BEGIN Data
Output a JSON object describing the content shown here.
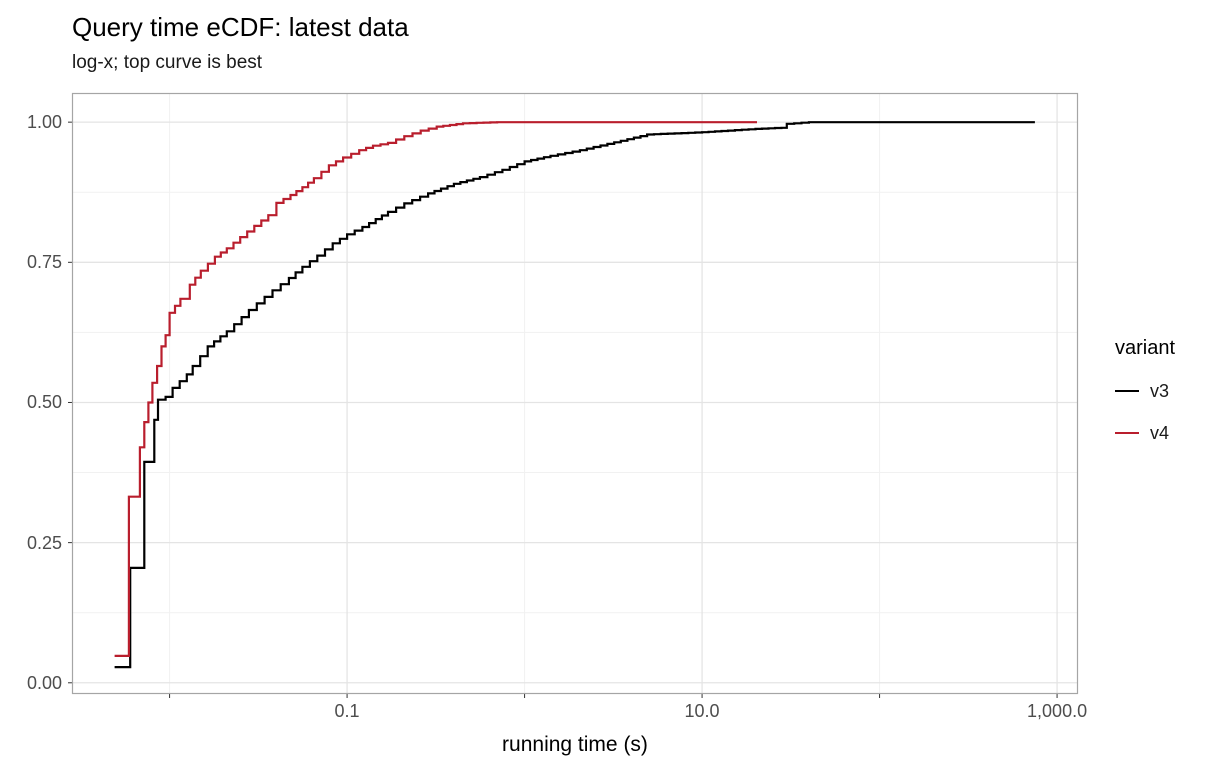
{
  "chart_data": {
    "type": "line",
    "subtype": "ecdf-step",
    "title": "Query time eCDF: latest data",
    "subtitle": "log-x; top curve is best",
    "xlabel": "running time (s)",
    "ylabel": "",
    "legend_title": "variant",
    "legend_position": "right",
    "x_scale": "log10",
    "xlim": [
      0.00282,
      1312
    ],
    "ylim": [
      -0.02,
      1.052
    ],
    "x_breaks": [
      {
        "value": 0.1,
        "label": "0.1"
      },
      {
        "value": 10,
        "label": "10.0"
      },
      {
        "value": 1000,
        "label": "1,000.0"
      }
    ],
    "x_minor_breaks": [
      0.01,
      1,
      100
    ],
    "y_breaks": [
      {
        "value": 0.0,
        "label": "0.00"
      },
      {
        "value": 0.25,
        "label": "0.25"
      },
      {
        "value": 0.5,
        "label": "0.50"
      },
      {
        "value": 0.75,
        "label": "0.75"
      },
      {
        "value": 1.0,
        "label": "1.00"
      }
    ],
    "y_minor_breaks": [
      0.125,
      0.375,
      0.625,
      0.875
    ],
    "grid": true,
    "style": {
      "grid_major_color": "#e4e4e4",
      "grid_minor_color": "#f1f1f1",
      "panel_border_color": "#a5a5a5",
      "tick_color": "#333333",
      "tick_label_color": "#4d4d4d",
      "text_color": "#000000"
    },
    "series": [
      {
        "name": "v3",
        "color": "#000000",
        "points": [
          [
            0.0049,
            0.028
          ],
          [
            0.006,
            0.028
          ],
          [
            0.006,
            0.205
          ],
          [
            0.0072,
            0.205
          ],
          [
            0.0072,
            0.394
          ],
          [
            0.0082,
            0.394
          ],
          [
            0.0082,
            0.469
          ],
          [
            0.0086,
            0.469
          ],
          [
            0.0086,
            0.505
          ],
          [
            0.0095,
            0.51
          ],
          [
            0.0104,
            0.526
          ],
          [
            0.0125,
            0.55
          ],
          [
            0.0135,
            0.565
          ],
          [
            0.0164,
            0.6
          ],
          [
            0.021,
            0.627
          ],
          [
            0.028,
            0.665
          ],
          [
            0.038,
            0.7
          ],
          [
            0.047,
            0.722
          ],
          [
            0.056,
            0.742
          ],
          [
            0.068,
            0.762
          ],
          [
            0.083,
            0.784
          ],
          [
            0.1,
            0.8
          ],
          [
            0.122,
            0.813
          ],
          [
            0.145,
            0.827
          ],
          [
            0.17,
            0.84
          ],
          [
            0.21,
            0.855
          ],
          [
            0.286,
            0.873
          ],
          [
            0.4,
            0.89
          ],
          [
            0.56,
            0.902
          ],
          [
            0.75,
            0.915
          ],
          [
            1.0,
            0.93
          ],
          [
            1.4,
            0.94
          ],
          [
            2.05,
            0.95
          ],
          [
            3.2,
            0.964
          ],
          [
            4.9,
            0.978
          ],
          [
            7.0,
            0.98
          ],
          [
            10.0,
            0.982
          ],
          [
            14.0,
            0.985
          ],
          [
            20.0,
            0.988
          ],
          [
            28.0,
            0.99
          ],
          [
            30.0,
            0.997
          ],
          [
            40.0,
            1.0
          ],
          [
            750.0,
            1.0
          ]
        ]
      },
      {
        "name": "v4",
        "color": "#b91e2d",
        "points": [
          [
            0.0049,
            0.048
          ],
          [
            0.0059,
            0.048
          ],
          [
            0.0059,
            0.332
          ],
          [
            0.0068,
            0.332
          ],
          [
            0.0068,
            0.42
          ],
          [
            0.0072,
            0.42
          ],
          [
            0.0072,
            0.465
          ],
          [
            0.0076,
            0.465
          ],
          [
            0.0076,
            0.5
          ],
          [
            0.008,
            0.535
          ],
          [
            0.0085,
            0.565
          ],
          [
            0.009,
            0.6
          ],
          [
            0.0095,
            0.62
          ],
          [
            0.01,
            0.66
          ],
          [
            0.0115,
            0.685
          ],
          [
            0.013,
            0.71
          ],
          [
            0.015,
            0.735
          ],
          [
            0.018,
            0.76
          ],
          [
            0.021,
            0.775
          ],
          [
            0.025,
            0.795
          ],
          [
            0.03,
            0.815
          ],
          [
            0.036,
            0.834
          ],
          [
            0.04,
            0.856
          ],
          [
            0.048,
            0.87
          ],
          [
            0.056,
            0.884
          ],
          [
            0.065,
            0.9
          ],
          [
            0.079,
            0.923
          ],
          [
            0.095,
            0.937
          ],
          [
            0.117,
            0.95
          ],
          [
            0.14,
            0.958
          ],
          [
            0.17,
            0.963
          ],
          [
            0.21,
            0.975
          ],
          [
            0.26,
            0.985
          ],
          [
            0.32,
            0.992
          ],
          [
            0.45,
            0.998
          ],
          [
            0.7,
            1.0
          ],
          [
            20.4,
            1.0
          ]
        ]
      }
    ]
  }
}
END Data
__Written problem__
Reproduce the listing exactly. Leave its pictures out.

__Complete answer__
Output a JSON object describing the content shown here.
{
  "chart_data": {
    "type": "line",
    "subtype": "ecdf-step",
    "title": "Query time eCDF: latest data",
    "subtitle": "log-x; top curve is best",
    "xlabel": "running time (s)",
    "ylabel": "",
    "legend_title": "variant",
    "legend_position": "right",
    "x_scale": "log10",
    "xlim": [
      0.00282,
      1312
    ],
    "ylim": [
      -0.02,
      1.052
    ],
    "x_breaks": [
      {
        "value": 0.1,
        "label": "0.1"
      },
      {
        "value": 10,
        "label": "10.0"
      },
      {
        "value": 1000,
        "label": "1,000.0"
      }
    ],
    "x_minor_breaks": [
      0.01,
      1,
      100
    ],
    "y_breaks": [
      {
        "value": 0.0,
        "label": "0.00"
      },
      {
        "value": 0.25,
        "label": "0.25"
      },
      {
        "value": 0.5,
        "label": "0.50"
      },
      {
        "value": 0.75,
        "label": "0.75"
      },
      {
        "value": 1.0,
        "label": "1.00"
      }
    ],
    "y_minor_breaks": [
      0.125,
      0.375,
      0.625,
      0.875
    ],
    "grid": true,
    "style": {
      "grid_major_color": "#e4e4e4",
      "grid_minor_color": "#f1f1f1",
      "panel_border_color": "#a5a5a5",
      "tick_color": "#333333",
      "tick_label_color": "#4d4d4d",
      "text_color": "#000000"
    },
    "series": [
      {
        "name": "v3",
        "color": "#000000",
        "points": [
          [
            0.0049,
            0.028
          ],
          [
            0.006,
            0.028
          ],
          [
            0.006,
            0.205
          ],
          [
            0.0072,
            0.205
          ],
          [
            0.0072,
            0.394
          ],
          [
            0.0082,
            0.394
          ],
          [
            0.0082,
            0.469
          ],
          [
            0.0086,
            0.469
          ],
          [
            0.0086,
            0.505
          ],
          [
            0.0095,
            0.51
          ],
          [
            0.0104,
            0.526
          ],
          [
            0.0125,
            0.55
          ],
          [
            0.0135,
            0.565
          ],
          [
            0.0164,
            0.6
          ],
          [
            0.021,
            0.627
          ],
          [
            0.028,
            0.665
          ],
          [
            0.038,
            0.7
          ],
          [
            0.047,
            0.722
          ],
          [
            0.056,
            0.742
          ],
          [
            0.068,
            0.762
          ],
          [
            0.083,
            0.784
          ],
          [
            0.1,
            0.8
          ],
          [
            0.122,
            0.813
          ],
          [
            0.145,
            0.827
          ],
          [
            0.17,
            0.84
          ],
          [
            0.21,
            0.855
          ],
          [
            0.286,
            0.873
          ],
          [
            0.4,
            0.89
          ],
          [
            0.56,
            0.902
          ],
          [
            0.75,
            0.915
          ],
          [
            1.0,
            0.93
          ],
          [
            1.4,
            0.94
          ],
          [
            2.05,
            0.95
          ],
          [
            3.2,
            0.964
          ],
          [
            4.9,
            0.978
          ],
          [
            7.0,
            0.98
          ],
          [
            10.0,
            0.982
          ],
          [
            14.0,
            0.985
          ],
          [
            20.0,
            0.988
          ],
          [
            28.0,
            0.99
          ],
          [
            30.0,
            0.997
          ],
          [
            40.0,
            1.0
          ],
          [
            750.0,
            1.0
          ]
        ]
      },
      {
        "name": "v4",
        "color": "#b91e2d",
        "points": [
          [
            0.0049,
            0.048
          ],
          [
            0.0059,
            0.048
          ],
          [
            0.0059,
            0.332
          ],
          [
            0.0068,
            0.332
          ],
          [
            0.0068,
            0.42
          ],
          [
            0.0072,
            0.42
          ],
          [
            0.0072,
            0.465
          ],
          [
            0.0076,
            0.465
          ],
          [
            0.0076,
            0.5
          ],
          [
            0.008,
            0.535
          ],
          [
            0.0085,
            0.565
          ],
          [
            0.009,
            0.6
          ],
          [
            0.0095,
            0.62
          ],
          [
            0.01,
            0.66
          ],
          [
            0.0115,
            0.685
          ],
          [
            0.013,
            0.71
          ],
          [
            0.015,
            0.735
          ],
          [
            0.018,
            0.76
          ],
          [
            0.021,
            0.775
          ],
          [
            0.025,
            0.795
          ],
          [
            0.03,
            0.815
          ],
          [
            0.036,
            0.834
          ],
          [
            0.04,
            0.856
          ],
          [
            0.048,
            0.87
          ],
          [
            0.056,
            0.884
          ],
          [
            0.065,
            0.9
          ],
          [
            0.079,
            0.923
          ],
          [
            0.095,
            0.937
          ],
          [
            0.117,
            0.95
          ],
          [
            0.14,
            0.958
          ],
          [
            0.17,
            0.963
          ],
          [
            0.21,
            0.975
          ],
          [
            0.26,
            0.985
          ],
          [
            0.32,
            0.992
          ],
          [
            0.45,
            0.998
          ],
          [
            0.7,
            1.0
          ],
          [
            20.4,
            1.0
          ]
        ]
      }
    ]
  }
}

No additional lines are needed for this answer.